- Data provided:
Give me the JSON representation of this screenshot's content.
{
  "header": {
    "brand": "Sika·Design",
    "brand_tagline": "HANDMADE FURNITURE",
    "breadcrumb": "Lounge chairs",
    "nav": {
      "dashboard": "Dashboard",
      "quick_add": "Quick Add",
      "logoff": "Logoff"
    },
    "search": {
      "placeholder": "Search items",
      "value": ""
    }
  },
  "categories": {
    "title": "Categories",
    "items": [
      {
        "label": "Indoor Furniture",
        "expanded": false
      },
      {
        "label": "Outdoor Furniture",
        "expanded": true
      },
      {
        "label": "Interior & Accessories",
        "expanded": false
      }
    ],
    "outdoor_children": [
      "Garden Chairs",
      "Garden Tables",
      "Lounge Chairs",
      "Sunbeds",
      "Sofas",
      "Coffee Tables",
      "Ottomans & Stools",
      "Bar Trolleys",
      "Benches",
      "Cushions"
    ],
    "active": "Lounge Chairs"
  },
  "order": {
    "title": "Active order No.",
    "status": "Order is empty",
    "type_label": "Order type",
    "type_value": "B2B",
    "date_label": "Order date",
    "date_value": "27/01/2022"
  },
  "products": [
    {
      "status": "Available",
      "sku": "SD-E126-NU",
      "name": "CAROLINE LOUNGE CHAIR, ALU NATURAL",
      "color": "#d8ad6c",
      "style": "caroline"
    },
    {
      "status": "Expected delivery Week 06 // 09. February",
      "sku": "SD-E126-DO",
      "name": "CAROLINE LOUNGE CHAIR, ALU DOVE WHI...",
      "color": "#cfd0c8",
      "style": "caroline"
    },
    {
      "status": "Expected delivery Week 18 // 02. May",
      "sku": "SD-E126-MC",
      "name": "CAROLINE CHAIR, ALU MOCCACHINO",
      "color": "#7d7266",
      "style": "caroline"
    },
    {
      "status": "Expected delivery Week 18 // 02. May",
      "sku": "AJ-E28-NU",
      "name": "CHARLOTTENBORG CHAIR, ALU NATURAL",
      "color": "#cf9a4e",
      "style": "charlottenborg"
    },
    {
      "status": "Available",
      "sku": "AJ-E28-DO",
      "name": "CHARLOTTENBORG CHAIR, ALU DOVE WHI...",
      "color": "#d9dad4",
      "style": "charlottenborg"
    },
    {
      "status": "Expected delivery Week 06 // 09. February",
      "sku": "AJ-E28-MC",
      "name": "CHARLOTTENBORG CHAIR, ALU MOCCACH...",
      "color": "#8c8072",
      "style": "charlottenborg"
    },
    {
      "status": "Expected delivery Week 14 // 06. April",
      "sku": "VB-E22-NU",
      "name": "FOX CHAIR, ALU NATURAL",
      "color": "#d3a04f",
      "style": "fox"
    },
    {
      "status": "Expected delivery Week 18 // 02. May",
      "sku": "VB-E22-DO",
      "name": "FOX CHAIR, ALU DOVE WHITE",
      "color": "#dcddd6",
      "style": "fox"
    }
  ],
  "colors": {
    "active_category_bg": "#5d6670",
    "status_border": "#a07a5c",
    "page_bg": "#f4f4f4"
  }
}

- Exercise goal:
Reproduce the material above, every line of it, exactly.

- Exercise output:
Give me the JSON representation of this screenshot's content.
{
  "header": {
    "brand": "Sika·Design",
    "brand_tagline": "HANDMADE FURNITURE",
    "breadcrumb": "Lounge chairs",
    "nav": {
      "dashboard": "Dashboard",
      "quick_add": "Quick Add",
      "logoff": "Logoff"
    },
    "search": {
      "placeholder": "Search items",
      "value": ""
    }
  },
  "categories": {
    "title": "Categories",
    "items": [
      {
        "label": "Indoor Furniture",
        "expanded": false
      },
      {
        "label": "Outdoor Furniture",
        "expanded": true
      },
      {
        "label": "Interior & Accessories",
        "expanded": false
      }
    ],
    "outdoor_children": [
      "Garden Chairs",
      "Garden Tables",
      "Lounge Chairs",
      "Sunbeds",
      "Sofas",
      "Coffee Tables",
      "Ottomans & Stools",
      "Bar Trolleys",
      "Benches",
      "Cushions"
    ],
    "active": "Lounge Chairs"
  },
  "order": {
    "title": "Active order No.",
    "status": "Order is empty",
    "type_label": "Order type",
    "type_value": "B2B",
    "date_label": "Order date",
    "date_value": "27/01/2022"
  },
  "products": [
    {
      "status": "Available",
      "sku": "SD-E126-NU",
      "name": "CAROLINE LOUNGE CHAIR, ALU NATURAL",
      "color": "#d8ad6c",
      "style": "caroline"
    },
    {
      "status": "Expected delivery Week 06 // 09. February",
      "sku": "SD-E126-DO",
      "name": "CAROLINE LOUNGE CHAIR, ALU DOVE WHI...",
      "color": "#cfd0c8",
      "style": "caroline"
    },
    {
      "status": "Expected delivery Week 18 // 02. May",
      "sku": "SD-E126-MC",
      "name": "CAROLINE CHAIR, ALU MOCCACHINO",
      "color": "#7d7266",
      "style": "caroline"
    },
    {
      "status": "Expected delivery Week 18 // 02. May",
      "sku": "AJ-E28-NU",
      "name": "CHARLOTTENBORG CHAIR, ALU NATURAL",
      "color": "#cf9a4e",
      "style": "charlottenborg"
    },
    {
      "status": "Available",
      "sku": "AJ-E28-DO",
      "name": "CHARLOTTENBORG CHAIR, ALU DOVE WHI...",
      "color": "#d9dad4",
      "style": "charlottenborg"
    },
    {
      "status": "Expected delivery Week 06 // 09. February",
      "sku": "AJ-E28-MC",
      "name": "CHARLOTTENBORG CHAIR, ALU MOCCACH...",
      "color": "#8c8072",
      "style": "charlottenborg"
    },
    {
      "status": "Expected delivery Week 14 // 06. April",
      "sku": "VB-E22-NU",
      "name": "FOX CHAIR, ALU NATURAL",
      "color": "#d3a04f",
      "style": "fox"
    },
    {
      "status": "Expected delivery Week 18 // 02. May",
      "sku": "VB-E22-DO",
      "name": "FOX CHAIR, ALU DOVE WHITE",
      "color": "#dcddd6",
      "style": "fox"
    }
  ],
  "colors": {
    "active_category_bg": "#5d6670",
    "status_border": "#a07a5c",
    "page_bg": "#f4f4f4"
  }
}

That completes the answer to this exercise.